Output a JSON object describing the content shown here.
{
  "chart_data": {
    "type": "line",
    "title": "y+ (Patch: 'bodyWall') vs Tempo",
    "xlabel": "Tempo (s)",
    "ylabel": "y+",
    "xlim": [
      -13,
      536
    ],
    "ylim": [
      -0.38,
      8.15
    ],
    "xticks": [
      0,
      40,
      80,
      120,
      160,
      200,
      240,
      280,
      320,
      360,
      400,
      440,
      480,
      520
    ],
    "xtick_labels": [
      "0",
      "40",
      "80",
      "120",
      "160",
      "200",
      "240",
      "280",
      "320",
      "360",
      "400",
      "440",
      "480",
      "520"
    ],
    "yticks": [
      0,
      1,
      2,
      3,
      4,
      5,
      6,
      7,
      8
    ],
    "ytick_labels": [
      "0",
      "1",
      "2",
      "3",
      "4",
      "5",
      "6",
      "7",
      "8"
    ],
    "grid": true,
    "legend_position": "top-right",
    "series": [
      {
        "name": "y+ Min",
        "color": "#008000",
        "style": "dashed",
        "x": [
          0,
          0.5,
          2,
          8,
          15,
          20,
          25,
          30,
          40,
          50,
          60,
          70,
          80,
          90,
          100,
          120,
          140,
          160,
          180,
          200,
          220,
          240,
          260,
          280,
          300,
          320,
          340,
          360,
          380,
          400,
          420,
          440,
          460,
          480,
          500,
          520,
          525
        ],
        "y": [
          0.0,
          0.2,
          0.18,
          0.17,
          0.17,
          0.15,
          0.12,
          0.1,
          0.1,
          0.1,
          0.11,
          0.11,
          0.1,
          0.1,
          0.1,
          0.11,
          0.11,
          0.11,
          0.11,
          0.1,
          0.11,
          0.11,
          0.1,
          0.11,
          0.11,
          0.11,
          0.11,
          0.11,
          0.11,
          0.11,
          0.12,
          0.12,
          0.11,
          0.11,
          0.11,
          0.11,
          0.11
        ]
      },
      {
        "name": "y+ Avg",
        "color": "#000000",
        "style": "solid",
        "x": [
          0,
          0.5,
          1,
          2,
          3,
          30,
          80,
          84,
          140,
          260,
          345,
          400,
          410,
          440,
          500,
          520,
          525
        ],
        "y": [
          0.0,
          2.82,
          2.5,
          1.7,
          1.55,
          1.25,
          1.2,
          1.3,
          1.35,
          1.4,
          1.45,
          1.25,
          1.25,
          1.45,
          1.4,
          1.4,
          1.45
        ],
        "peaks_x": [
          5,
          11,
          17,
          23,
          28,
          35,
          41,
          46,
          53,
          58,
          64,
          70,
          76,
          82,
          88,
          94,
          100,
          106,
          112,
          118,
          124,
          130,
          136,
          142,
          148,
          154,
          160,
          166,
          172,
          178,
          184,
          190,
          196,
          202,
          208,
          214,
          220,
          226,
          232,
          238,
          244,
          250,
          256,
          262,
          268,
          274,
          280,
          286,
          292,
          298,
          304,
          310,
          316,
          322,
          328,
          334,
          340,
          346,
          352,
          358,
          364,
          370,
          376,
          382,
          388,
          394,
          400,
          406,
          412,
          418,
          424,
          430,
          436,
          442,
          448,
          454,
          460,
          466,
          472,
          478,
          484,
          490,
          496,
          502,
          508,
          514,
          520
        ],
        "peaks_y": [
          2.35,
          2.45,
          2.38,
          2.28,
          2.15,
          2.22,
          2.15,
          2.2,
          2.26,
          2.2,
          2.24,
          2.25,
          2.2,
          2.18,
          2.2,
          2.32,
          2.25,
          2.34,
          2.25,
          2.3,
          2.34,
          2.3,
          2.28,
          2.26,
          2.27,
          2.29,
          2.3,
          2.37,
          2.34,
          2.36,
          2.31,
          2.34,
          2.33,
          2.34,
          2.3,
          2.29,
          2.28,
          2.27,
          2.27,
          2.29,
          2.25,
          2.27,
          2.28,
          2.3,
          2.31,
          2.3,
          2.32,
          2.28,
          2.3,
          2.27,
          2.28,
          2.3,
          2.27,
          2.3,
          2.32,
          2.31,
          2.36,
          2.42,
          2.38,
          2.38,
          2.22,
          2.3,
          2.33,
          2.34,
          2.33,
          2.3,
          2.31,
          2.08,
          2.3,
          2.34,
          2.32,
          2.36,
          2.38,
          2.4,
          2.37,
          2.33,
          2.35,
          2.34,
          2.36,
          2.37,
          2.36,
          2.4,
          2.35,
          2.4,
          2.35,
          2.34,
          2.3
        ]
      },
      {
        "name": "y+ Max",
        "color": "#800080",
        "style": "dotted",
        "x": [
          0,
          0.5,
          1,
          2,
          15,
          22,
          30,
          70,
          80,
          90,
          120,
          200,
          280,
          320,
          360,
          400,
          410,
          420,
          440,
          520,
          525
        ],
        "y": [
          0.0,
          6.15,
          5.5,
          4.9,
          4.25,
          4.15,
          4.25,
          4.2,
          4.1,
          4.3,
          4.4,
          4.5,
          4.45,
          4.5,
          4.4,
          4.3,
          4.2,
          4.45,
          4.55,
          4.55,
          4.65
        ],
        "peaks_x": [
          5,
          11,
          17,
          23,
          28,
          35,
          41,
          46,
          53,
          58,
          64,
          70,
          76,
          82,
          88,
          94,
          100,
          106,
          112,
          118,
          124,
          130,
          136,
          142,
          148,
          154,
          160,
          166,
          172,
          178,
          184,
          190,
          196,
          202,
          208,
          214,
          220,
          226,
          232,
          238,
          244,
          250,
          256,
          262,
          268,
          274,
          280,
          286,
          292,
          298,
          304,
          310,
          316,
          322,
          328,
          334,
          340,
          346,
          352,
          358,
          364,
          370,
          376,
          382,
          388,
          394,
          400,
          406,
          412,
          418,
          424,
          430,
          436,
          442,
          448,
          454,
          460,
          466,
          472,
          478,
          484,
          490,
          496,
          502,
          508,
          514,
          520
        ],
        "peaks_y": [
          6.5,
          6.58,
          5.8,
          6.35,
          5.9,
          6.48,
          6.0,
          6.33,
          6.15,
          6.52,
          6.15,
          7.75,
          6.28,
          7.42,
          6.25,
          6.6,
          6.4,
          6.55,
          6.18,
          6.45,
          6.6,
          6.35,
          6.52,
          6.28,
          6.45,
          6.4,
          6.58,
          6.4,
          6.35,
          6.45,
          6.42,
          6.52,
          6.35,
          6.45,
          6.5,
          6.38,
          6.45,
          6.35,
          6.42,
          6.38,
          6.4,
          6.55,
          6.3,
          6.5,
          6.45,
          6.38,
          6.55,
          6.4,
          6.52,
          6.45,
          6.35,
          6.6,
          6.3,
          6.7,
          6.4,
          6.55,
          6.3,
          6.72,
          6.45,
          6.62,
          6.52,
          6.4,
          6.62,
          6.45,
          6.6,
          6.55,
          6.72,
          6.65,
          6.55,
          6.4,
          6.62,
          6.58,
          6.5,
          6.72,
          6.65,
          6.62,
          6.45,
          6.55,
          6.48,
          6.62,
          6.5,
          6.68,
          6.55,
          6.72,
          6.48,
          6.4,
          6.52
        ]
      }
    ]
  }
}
══════════
Take the entries above and transcribe them in full.

Output a JSON object describing the content shown here.
{
  "chart_data": {
    "type": "line",
    "title": "y+ (Patch: 'bodyWall') vs Tempo",
    "xlabel": "Tempo (s)",
    "ylabel": "y+",
    "xlim": [
      -13,
      536
    ],
    "ylim": [
      -0.38,
      8.15
    ],
    "xticks": [
      0,
      40,
      80,
      120,
      160,
      200,
      240,
      280,
      320,
      360,
      400,
      440,
      480,
      520
    ],
    "xtick_labels": [
      "0",
      "40",
      "80",
      "120",
      "160",
      "200",
      "240",
      "280",
      "320",
      "360",
      "400",
      "440",
      "480",
      "520"
    ],
    "yticks": [
      0,
      1,
      2,
      3,
      4,
      5,
      6,
      7,
      8
    ],
    "ytick_labels": [
      "0",
      "1",
      "2",
      "3",
      "4",
      "5",
      "6",
      "7",
      "8"
    ],
    "grid": true,
    "legend_position": "top-right",
    "series": [
      {
        "name": "y+ Min",
        "color": "#008000",
        "style": "dashed",
        "x": [
          0,
          0.5,
          2,
          8,
          15,
          20,
          25,
          30,
          40,
          50,
          60,
          70,
          80,
          90,
          100,
          120,
          140,
          160,
          180,
          200,
          220,
          240,
          260,
          280,
          300,
          320,
          340,
          360,
          380,
          400,
          420,
          440,
          460,
          480,
          500,
          520,
          525
        ],
        "y": [
          0.0,
          0.2,
          0.18,
          0.17,
          0.17,
          0.15,
          0.12,
          0.1,
          0.1,
          0.1,
          0.11,
          0.11,
          0.1,
          0.1,
          0.1,
          0.11,
          0.11,
          0.11,
          0.11,
          0.1,
          0.11,
          0.11,
          0.1,
          0.11,
          0.11,
          0.11,
          0.11,
          0.11,
          0.11,
          0.11,
          0.12,
          0.12,
          0.11,
          0.11,
          0.11,
          0.11,
          0.11
        ]
      },
      {
        "name": "y+ Avg",
        "color": "#000000",
        "style": "solid",
        "x": [
          0,
          0.5,
          1,
          2,
          3,
          30,
          80,
          84,
          140,
          260,
          345,
          400,
          410,
          440,
          500,
          520,
          525
        ],
        "y": [
          0.0,
          2.82,
          2.5,
          1.7,
          1.55,
          1.25,
          1.2,
          1.3,
          1.35,
          1.4,
          1.45,
          1.25,
          1.25,
          1.45,
          1.4,
          1.4,
          1.45
        ],
        "peaks_x": [
          5,
          11,
          17,
          23,
          28,
          35,
          41,
          46,
          53,
          58,
          64,
          70,
          76,
          82,
          88,
          94,
          100,
          106,
          112,
          118,
          124,
          130,
          136,
          142,
          148,
          154,
          160,
          166,
          172,
          178,
          184,
          190,
          196,
          202,
          208,
          214,
          220,
          226,
          232,
          238,
          244,
          250,
          256,
          262,
          268,
          274,
          280,
          286,
          292,
          298,
          304,
          310,
          316,
          322,
          328,
          334,
          340,
          346,
          352,
          358,
          364,
          370,
          376,
          382,
          388,
          394,
          400,
          406,
          412,
          418,
          424,
          430,
          436,
          442,
          448,
          454,
          460,
          466,
          472,
          478,
          484,
          490,
          496,
          502,
          508,
          514,
          520
        ],
        "peaks_y": [
          2.35,
          2.45,
          2.38,
          2.28,
          2.15,
          2.22,
          2.15,
          2.2,
          2.26,
          2.2,
          2.24,
          2.25,
          2.2,
          2.18,
          2.2,
          2.32,
          2.25,
          2.34,
          2.25,
          2.3,
          2.34,
          2.3,
          2.28,
          2.26,
          2.27,
          2.29,
          2.3,
          2.37,
          2.34,
          2.36,
          2.31,
          2.34,
          2.33,
          2.34,
          2.3,
          2.29,
          2.28,
          2.27,
          2.27,
          2.29,
          2.25,
          2.27,
          2.28,
          2.3,
          2.31,
          2.3,
          2.32,
          2.28,
          2.3,
          2.27,
          2.28,
          2.3,
          2.27,
          2.3,
          2.32,
          2.31,
          2.36,
          2.42,
          2.38,
          2.38,
          2.22,
          2.3,
          2.33,
          2.34,
          2.33,
          2.3,
          2.31,
          2.08,
          2.3,
          2.34,
          2.32,
          2.36,
          2.38,
          2.4,
          2.37,
          2.33,
          2.35,
          2.34,
          2.36,
          2.37,
          2.36,
          2.4,
          2.35,
          2.4,
          2.35,
          2.34,
          2.3
        ]
      },
      {
        "name": "y+ Max",
        "color": "#800080",
        "style": "dotted",
        "x": [
          0,
          0.5,
          1,
          2,
          15,
          22,
          30,
          70,
          80,
          90,
          120,
          200,
          280,
          320,
          360,
          400,
          410,
          420,
          440,
          520,
          525
        ],
        "y": [
          0.0,
          6.15,
          5.5,
          4.9,
          4.25,
          4.15,
          4.25,
          4.2,
          4.1,
          4.3,
          4.4,
          4.5,
          4.45,
          4.5,
          4.4,
          4.3,
          4.2,
          4.45,
          4.55,
          4.55,
          4.65
        ],
        "peaks_x": [
          5,
          11,
          17,
          23,
          28,
          35,
          41,
          46,
          53,
          58,
          64,
          70,
          76,
          82,
          88,
          94,
          100,
          106,
          112,
          118,
          124,
          130,
          136,
          142,
          148,
          154,
          160,
          166,
          172,
          178,
          184,
          190,
          196,
          202,
          208,
          214,
          220,
          226,
          232,
          238,
          244,
          250,
          256,
          262,
          268,
          274,
          280,
          286,
          292,
          298,
          304,
          310,
          316,
          322,
          328,
          334,
          340,
          346,
          352,
          358,
          364,
          370,
          376,
          382,
          388,
          394,
          400,
          406,
          412,
          418,
          424,
          430,
          436,
          442,
          448,
          454,
          460,
          466,
          472,
          478,
          484,
          490,
          496,
          502,
          508,
          514,
          520
        ],
        "peaks_y": [
          6.5,
          6.58,
          5.8,
          6.35,
          5.9,
          6.48,
          6.0,
          6.33,
          6.15,
          6.52,
          6.15,
          7.75,
          6.28,
          7.42,
          6.25,
          6.6,
          6.4,
          6.55,
          6.18,
          6.45,
          6.6,
          6.35,
          6.52,
          6.28,
          6.45,
          6.4,
          6.58,
          6.4,
          6.35,
          6.45,
          6.42,
          6.52,
          6.35,
          6.45,
          6.5,
          6.38,
          6.45,
          6.35,
          6.42,
          6.38,
          6.4,
          6.55,
          6.3,
          6.5,
          6.45,
          6.38,
          6.55,
          6.4,
          6.52,
          6.45,
          6.35,
          6.6,
          6.3,
          6.7,
          6.4,
          6.55,
          6.3,
          6.72,
          6.45,
          6.62,
          6.52,
          6.4,
          6.62,
          6.45,
          6.6,
          6.55,
          6.72,
          6.65,
          6.55,
          6.4,
          6.62,
          6.58,
          6.5,
          6.72,
          6.65,
          6.62,
          6.45,
          6.55,
          6.48,
          6.62,
          6.5,
          6.68,
          6.55,
          6.72,
          6.48,
          6.4,
          6.52
        ]
      }
    ]
  }
}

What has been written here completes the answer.